**Request:**
Every record must appear in your copy exactly as written, with no pictures.

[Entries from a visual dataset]
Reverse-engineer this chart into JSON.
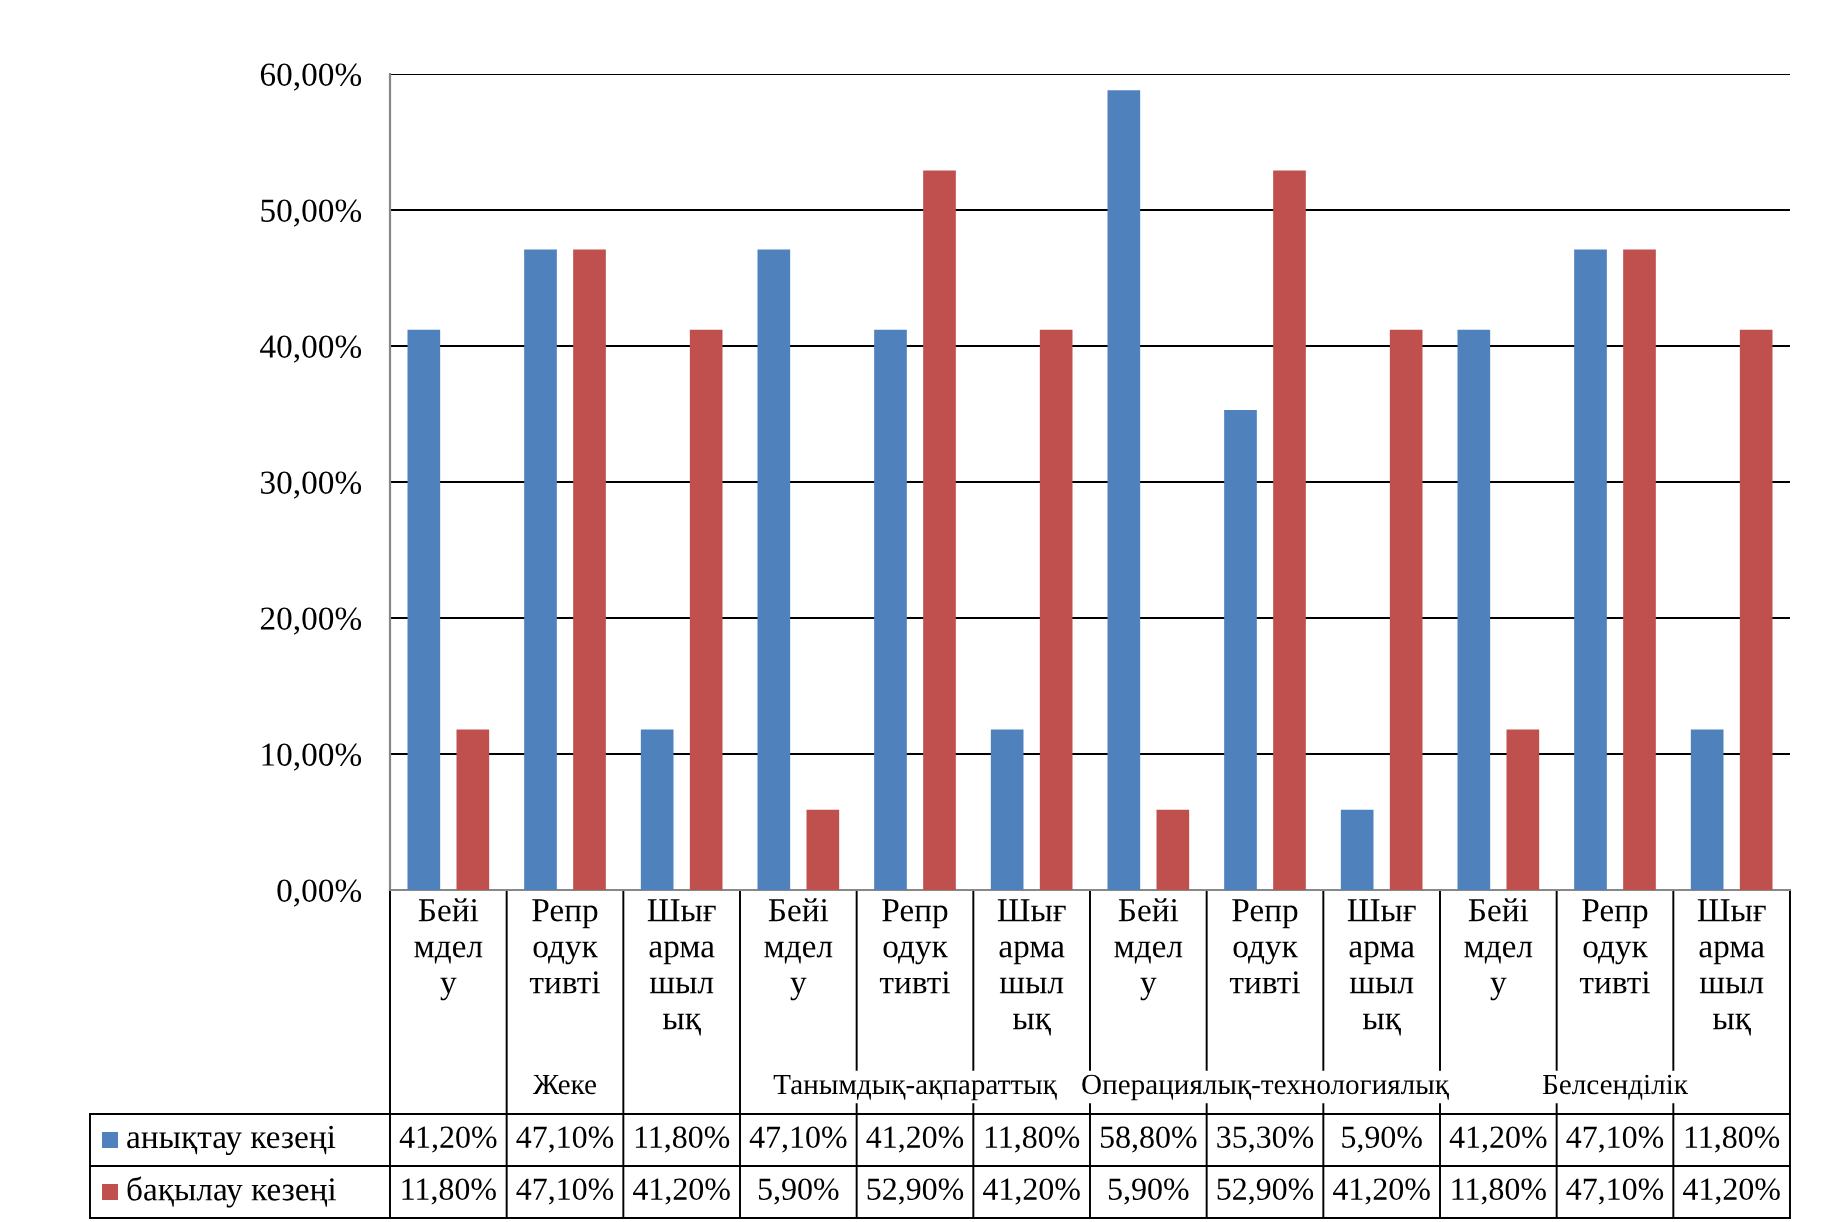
{
  "chart_data": {
    "type": "bar",
    "categories": [
      "Бейі\nмдел\nу",
      "Репр\nодук\nтивті",
      "Шығ\nарма\nшыл\nық",
      "Бейі\nмдел\nу",
      "Репр\nодук\nтивті",
      "Шығ\nарма\nшыл\nық",
      "Бейі\nмдел\nу",
      "Репр\nодук\nтивті",
      "Шығ\nарма\nшыл\nық",
      "Бейі\nмдел\nу",
      "Репр\nодук\nтивті",
      "Шығ\nарма\nшыл\nық"
    ],
    "series": [
      {
        "name": "анықтау кезеңі",
        "color": "#4f81bd",
        "values": [
          41.2,
          47.1,
          11.8,
          47.1,
          41.2,
          11.8,
          58.8,
          35.3,
          5.9,
          41.2,
          47.1,
          11.8
        ],
        "value_labels": [
          "41,20%",
          "47,10%",
          "11,80%",
          "47,10%",
          "41,20%",
          "11,80%",
          "58,80%",
          "35,30%",
          "5,90%",
          "41,20%",
          "47,10%",
          "11,80%"
        ]
      },
      {
        "name": "бақылау кезеңі",
        "color": "#c0504d",
        "values": [
          11.8,
          47.1,
          41.2,
          5.9,
          52.9,
          41.2,
          5.9,
          52.9,
          41.2,
          11.8,
          47.1,
          41.2
        ],
        "value_labels": [
          "11,80%",
          "47,10%",
          "41,20%",
          "5,90%",
          "52,90%",
          "41,20%",
          "5,90%",
          "52,90%",
          "41,20%",
          "11,80%",
          "47,10%",
          "41,20%"
        ]
      }
    ],
    "annotations": [
      "Жеке",
      "Танымдық-ақпараттық",
      "Операциялық-технологиялық",
      "Белсенділік"
    ],
    "ylim": [
      0,
      60
    ],
    "yticks": [
      {
        "value": 0,
        "label": "0,00%"
      },
      {
        "value": 10,
        "label": "10,00%"
      },
      {
        "value": 20,
        "label": "20,00%"
      },
      {
        "value": 30,
        "label": "30,00%"
      },
      {
        "value": 40,
        "label": "40,00%"
      },
      {
        "value": 50,
        "label": "50,00%"
      },
      {
        "value": 60,
        "label": "60,00%"
      }
    ],
    "grid": "y",
    "legend": "bottom left"
  }
}
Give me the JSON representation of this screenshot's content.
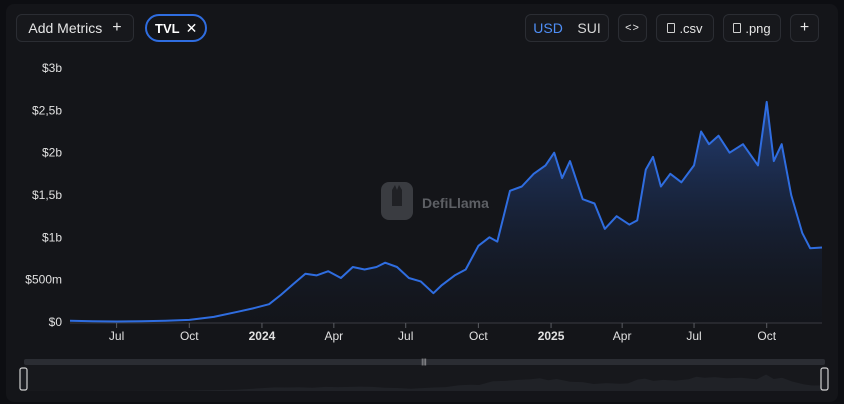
{
  "toolbar": {
    "add_metrics_label": "Add Metrics",
    "add_metrics_icon": "plus-icon",
    "metric_chip_label": "TVL",
    "metric_chip_icon": "close-icon",
    "currency_options": [
      "USD",
      "SUI"
    ],
    "currency_selected": "USD",
    "embed_icon": "code-icon",
    "csv_label": ".csv",
    "png_label": ".png",
    "add_icon": "plus-icon"
  },
  "watermark": {
    "text": "DefiLlama"
  },
  "colors": {
    "line": "#2f6de0",
    "accent": "#4f8ff7",
    "chip_border": "#2f6de0"
  },
  "chart_data": {
    "type": "area",
    "title": "",
    "xlabel": "",
    "ylabel": "",
    "ylim": [
      0,
      3000000000
    ],
    "grid": false,
    "legend": "none",
    "y_ticks": [
      {
        "value": 0,
        "label": "$0"
      },
      {
        "value": 500000000,
        "label": "$500m"
      },
      {
        "value": 1000000000,
        "label": "$1b"
      },
      {
        "value": 1500000000,
        "label": "$1,5b"
      },
      {
        "value": 2000000000,
        "label": "$2b"
      },
      {
        "value": 2500000000,
        "label": "$2,5b"
      },
      {
        "value": 3000000000,
        "label": "$3b"
      }
    ],
    "x_ticks": [
      {
        "date": "2023-07-01",
        "label": "Jul",
        "bold": false
      },
      {
        "date": "2023-10-01",
        "label": "Oct",
        "bold": false
      },
      {
        "date": "2024-01-01",
        "label": "2024",
        "bold": true
      },
      {
        "date": "2024-04-01",
        "label": "Apr",
        "bold": false
      },
      {
        "date": "2024-07-01",
        "label": "Jul",
        "bold": false
      },
      {
        "date": "2024-10-01",
        "label": "Oct",
        "bold": false
      },
      {
        "date": "2025-01-01",
        "label": "2025",
        "bold": true
      },
      {
        "date": "2025-04-01",
        "label": "Apr",
        "bold": false
      },
      {
        "date": "2025-07-01",
        "label": "Jul",
        "bold": false
      },
      {
        "date": "2025-10-01",
        "label": "Oct",
        "bold": false
      }
    ],
    "x_range": [
      "2023-05-03",
      "2025-12-10"
    ],
    "series": [
      {
        "unit": "USD",
        "points": [
          [
            "2023-05-03",
            15000000
          ],
          [
            "2023-06-01",
            8000000
          ],
          [
            "2023-07-01",
            6000000
          ],
          [
            "2023-08-01",
            10000000
          ],
          [
            "2023-09-01",
            15000000
          ],
          [
            "2023-10-01",
            25000000
          ],
          [
            "2023-11-01",
            60000000
          ],
          [
            "2023-12-01",
            120000000
          ],
          [
            "2023-12-20",
            160000000
          ],
          [
            "2024-01-10",
            210000000
          ],
          [
            "2024-01-25",
            320000000
          ],
          [
            "2024-02-10",
            450000000
          ],
          [
            "2024-02-25",
            570000000
          ],
          [
            "2024-03-10",
            550000000
          ],
          [
            "2024-03-25",
            600000000
          ],
          [
            "2024-04-10",
            520000000
          ],
          [
            "2024-04-25",
            650000000
          ],
          [
            "2024-05-10",
            620000000
          ],
          [
            "2024-05-25",
            650000000
          ],
          [
            "2024-06-05",
            700000000
          ],
          [
            "2024-06-20",
            650000000
          ],
          [
            "2024-07-05",
            520000000
          ],
          [
            "2024-07-20",
            480000000
          ],
          [
            "2024-08-05",
            340000000
          ],
          [
            "2024-08-15",
            430000000
          ],
          [
            "2024-09-01",
            550000000
          ],
          [
            "2024-09-15",
            620000000
          ],
          [
            "2024-10-01",
            900000000
          ],
          [
            "2024-10-15",
            1000000000
          ],
          [
            "2024-10-25",
            950000000
          ],
          [
            "2024-11-10",
            1550000000
          ],
          [
            "2024-11-25",
            1600000000
          ],
          [
            "2024-12-10",
            1750000000
          ],
          [
            "2024-12-25",
            1850000000
          ],
          [
            "2025-01-05",
            2000000000
          ],
          [
            "2025-01-15",
            1700000000
          ],
          [
            "2025-01-25",
            1900000000
          ],
          [
            "2025-02-10",
            1450000000
          ],
          [
            "2025-02-25",
            1400000000
          ],
          [
            "2025-03-10",
            1100000000
          ],
          [
            "2025-03-25",
            1250000000
          ],
          [
            "2025-04-10",
            1150000000
          ],
          [
            "2025-04-20",
            1200000000
          ],
          [
            "2025-05-01",
            1800000000
          ],
          [
            "2025-05-10",
            1950000000
          ],
          [
            "2025-05-20",
            1600000000
          ],
          [
            "2025-06-01",
            1750000000
          ],
          [
            "2025-06-15",
            1650000000
          ],
          [
            "2025-07-01",
            1850000000
          ],
          [
            "2025-07-10",
            2250000000
          ],
          [
            "2025-07-20",
            2100000000
          ],
          [
            "2025-08-01",
            2200000000
          ],
          [
            "2025-08-15",
            2000000000
          ],
          [
            "2025-09-01",
            2100000000
          ],
          [
            "2025-09-20",
            1850000000
          ],
          [
            "2025-10-01",
            2600000000
          ],
          [
            "2025-10-10",
            1900000000
          ],
          [
            "2025-10-20",
            2100000000
          ],
          [
            "2025-11-01",
            1500000000
          ],
          [
            "2025-11-15",
            1050000000
          ],
          [
            "2025-11-25",
            870000000
          ],
          [
            "2025-12-10",
            880000000
          ]
        ]
      }
    ]
  }
}
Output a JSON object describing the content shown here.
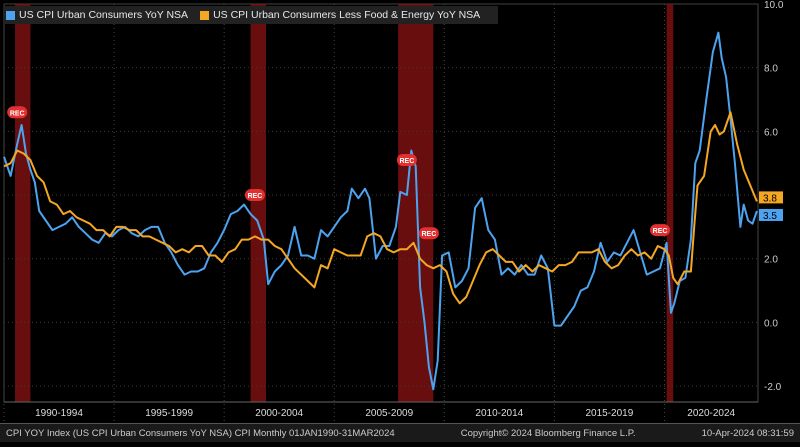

**In response:**
Reverse-engineer this chart into JSON.
{
  "chart_data": {
    "type": "bar",
    "categories": [
      "Бейі\nмдел\nу",
      "Репр\nодук\nтивті",
      "Шығ\nарма\nшыл\nық",
      "Бейі\nмдел\nу",
      "Репр\nодук\nтивті",
      "Шығ\nарма\nшыл\nық",
      "Бейі\nмдел\nу",
      "Репр\nодук\nтивті",
      "Шығ\nарма\nшыл\nық",
      "Бейі\nмдел\nу",
      "Репр\nодук\nтивті",
      "Шығ\nарма\nшыл\nық"
    ],
    "series": [
      {
        "name": "анықтау кезеңі",
        "color": "#4f81bd",
        "values": [
          41.2,
          47.1,
          11.8,
          47.1,
          41.2,
          11.8,
          58.8,
          35.3,
          5.9,
          41.2,
          47.1,
          11.8
        ],
        "value_labels": [
          "41,20%",
          "47,10%",
          "11,80%",
          "47,10%",
          "41,20%",
          "11,80%",
          "58,80%",
          "35,30%",
          "5,90%",
          "41,20%",
          "47,10%",
          "11,80%"
        ]
      },
      {
        "name": "бақылау кезеңі",
        "color": "#c0504d",
        "values": [
          11.8,
          47.1,
          41.2,
          5.9,
          52.9,
          41.2,
          5.9,
          52.9,
          41.2,
          11.8,
          47.1,
          41.2
        ],
        "value_labels": [
          "11,80%",
          "47,10%",
          "41,20%",
          "5,90%",
          "52,90%",
          "41,20%",
          "5,90%",
          "52,90%",
          "41,20%",
          "11,80%",
          "47,10%",
          "41,20%"
        ]
      }
    ],
    "annotations": [
      "Жеке",
      "Танымдық-ақпараттық",
      "Операциялық-технологиялық",
      "Белсенділік"
    ],
    "ylim": [
      0,
      60
    ],
    "yticks": [
      {
        "value": 0,
        "label": "0,00%"
      },
      {
        "value": 10,
        "label": "10,00%"
      },
      {
        "value": 20,
        "label": "20,00%"
      },
      {
        "value": 30,
        "label": "30,00%"
      },
      {
        "value": 40,
        "label": "40,00%"
      },
      {
        "value": 50,
        "label": "50,00%"
      },
      {
        "value": 60,
        "label": "60,00%"
      }
    ],
    "grid": "y",
    "legend": "bottom left"
  }
}
Give me the JSON representation of this screenshot's content.
{
  "toolbar": {
    "add_metrics_label": "Add Metrics",
    "add_metrics_icon": "plus-icon",
    "metric_chip_label": "TVL",
    "metric_chip_icon": "close-icon",
    "currency_options": [
      "USD",
      "SUI"
    ],
    "currency_selected": "USD",
    "embed_icon": "code-icon",
    "csv_label": ".csv",
    "png_label": ".png",
    "add_icon": "plus-icon"
  },
  "watermark": {
    "text": "DefiLlama"
  },
  "colors": {
    "line": "#2f6de0",
    "accent": "#4f8ff7",
    "chip_border": "#2f6de0"
  },
  "chart_data": {
    "type": "area",
    "title": "",
    "xlabel": "",
    "ylabel": "",
    "ylim": [
      0,
      3000000000
    ],
    "grid": false,
    "legend": "none",
    "y_ticks": [
      {
        "value": 0,
        "label": "$0"
      },
      {
        "value": 500000000,
        "label": "$500m"
      },
      {
        "value": 1000000000,
        "label": "$1b"
      },
      {
        "value": 1500000000,
        "label": "$1,5b"
      },
      {
        "value": 2000000000,
        "label": "$2b"
      },
      {
        "value": 2500000000,
        "label": "$2,5b"
      },
      {
        "value": 3000000000,
        "label": "$3b"
      }
    ],
    "x_ticks": [
      {
        "date": "2023-07-01",
        "label": "Jul",
        "bold": false
      },
      {
        "date": "2023-10-01",
        "label": "Oct",
        "bold": false
      },
      {
        "date": "2024-01-01",
        "label": "2024",
        "bold": true
      },
      {
        "date": "2024-04-01",
        "label": "Apr",
        "bold": false
      },
      {
        "date": "2024-07-01",
        "label": "Jul",
        "bold": false
      },
      {
        "date": "2024-10-01",
        "label": "Oct",
        "bold": false
      },
      {
        "date": "2025-01-01",
        "label": "2025",
        "bold": true
      },
      {
        "date": "2025-04-01",
        "label": "Apr",
        "bold": false
      },
      {
        "date": "2025-07-01",
        "label": "Jul",
        "bold": false
      },
      {
        "date": "2025-10-01",
        "label": "Oct",
        "bold": false
      }
    ],
    "x_range": [
      "2023-05-03",
      "2025-12-10"
    ],
    "series": [
      {
        "unit": "USD",
        "points": [
          [
            "2023-05-03",
            15000000
          ],
          [
            "2023-06-01",
            8000000
          ],
          [
            "2023-07-01",
            6000000
          ],
          [
            "2023-08-01",
            10000000
          ],
          [
            "2023-09-01",
            15000000
          ],
          [
            "2023-10-01",
            25000000
          ],
          [
            "2023-11-01",
            60000000
          ],
          [
            "2023-12-01",
            120000000
          ],
          [
            "2023-12-20",
            160000000
          ],
          [
            "2024-01-10",
            210000000
          ],
          [
            "2024-01-25",
            320000000
          ],
          [
            "2024-02-10",
            450000000
          ],
          [
            "2024-02-25",
            570000000
          ],
          [
            "2024-03-10",
            550000000
          ],
          [
            "2024-03-25",
            600000000
          ],
          [
            "2024-04-10",
            520000000
          ],
          [
            "2024-04-25",
            650000000
          ],
          [
            "2024-05-10",
            620000000
          ],
          [
            "2024-05-25",
            650000000
          ],
          [
            "2024-06-05",
            700000000
          ],
          [
            "2024-06-20",
            650000000
          ],
          [
            "2024-07-05",
            520000000
          ],
          [
            "2024-07-20",
            480000000
          ],
          [
            "2024-08-05",
            340000000
          ],
          [
            "2024-08-15",
            430000000
          ],
          [
            "2024-09-01",
            550000000
          ],
          [
            "2024-09-15",
            620000000
          ],
          [
            "2024-10-01",
            900000000
          ],
          [
            "2024-10-15",
            1000000000
          ],
          [
            "2024-10-25",
            950000000
          ],
          [
            "2024-11-10",
            1550000000
          ],
          [
            "2024-11-25",
            1600000000
          ],
          [
            "2024-12-10",
            1750000000
          ],
          [
            "2024-12-25",
            1850000000
          ],
          [
            "2025-01-05",
            2000000000
          ],
          [
            "2025-01-15",
            1700000000
          ],
          [
            "2025-01-25",
            1900000000
          ],
          [
            "2025-02-10",
            1450000000
          ],
          [
            "2025-02-25",
            1400000000
          ],
          [
            "2025-03-10",
            1100000000
          ],
          [
            "2025-03-25",
            1250000000
          ],
          [
            "2025-04-10",
            1150000000
          ],
          [
            "2025-04-20",
            1200000000
          ],
          [
            "2025-05-01",
            1800000000
          ],
          [
            "2025-05-10",
            1950000000
          ],
          [
            "2025-05-20",
            1600000000
          ],
          [
            "2025-06-01",
            1750000000
          ],
          [
            "2025-06-15",
            1650000000
          ],
          [
            "2025-07-01",
            1850000000
          ],
          [
            "2025-07-10",
            2250000000
          ],
          [
            "2025-07-20",
            2100000000
          ],
          [
            "2025-08-01",
            2200000000
          ],
          [
            "2025-08-15",
            2000000000
          ],
          [
            "2025-09-01",
            2100000000
          ],
          [
            "2025-09-20",
            1850000000
          ],
          [
            "2025-10-01",
            2600000000
          ],
          [
            "2025-10-10",
            1900000000
          ],
          [
            "2025-10-20",
            2100000000
          ],
          [
            "2025-11-01",
            1500000000
          ],
          [
            "2025-11-15",
            1050000000
          ],
          [
            "2025-11-25",
            870000000
          ],
          [
            "2025-12-10",
            880000000
          ]
        ]
      }
    ]
  }
}
Output a JSON object describing the content shown here.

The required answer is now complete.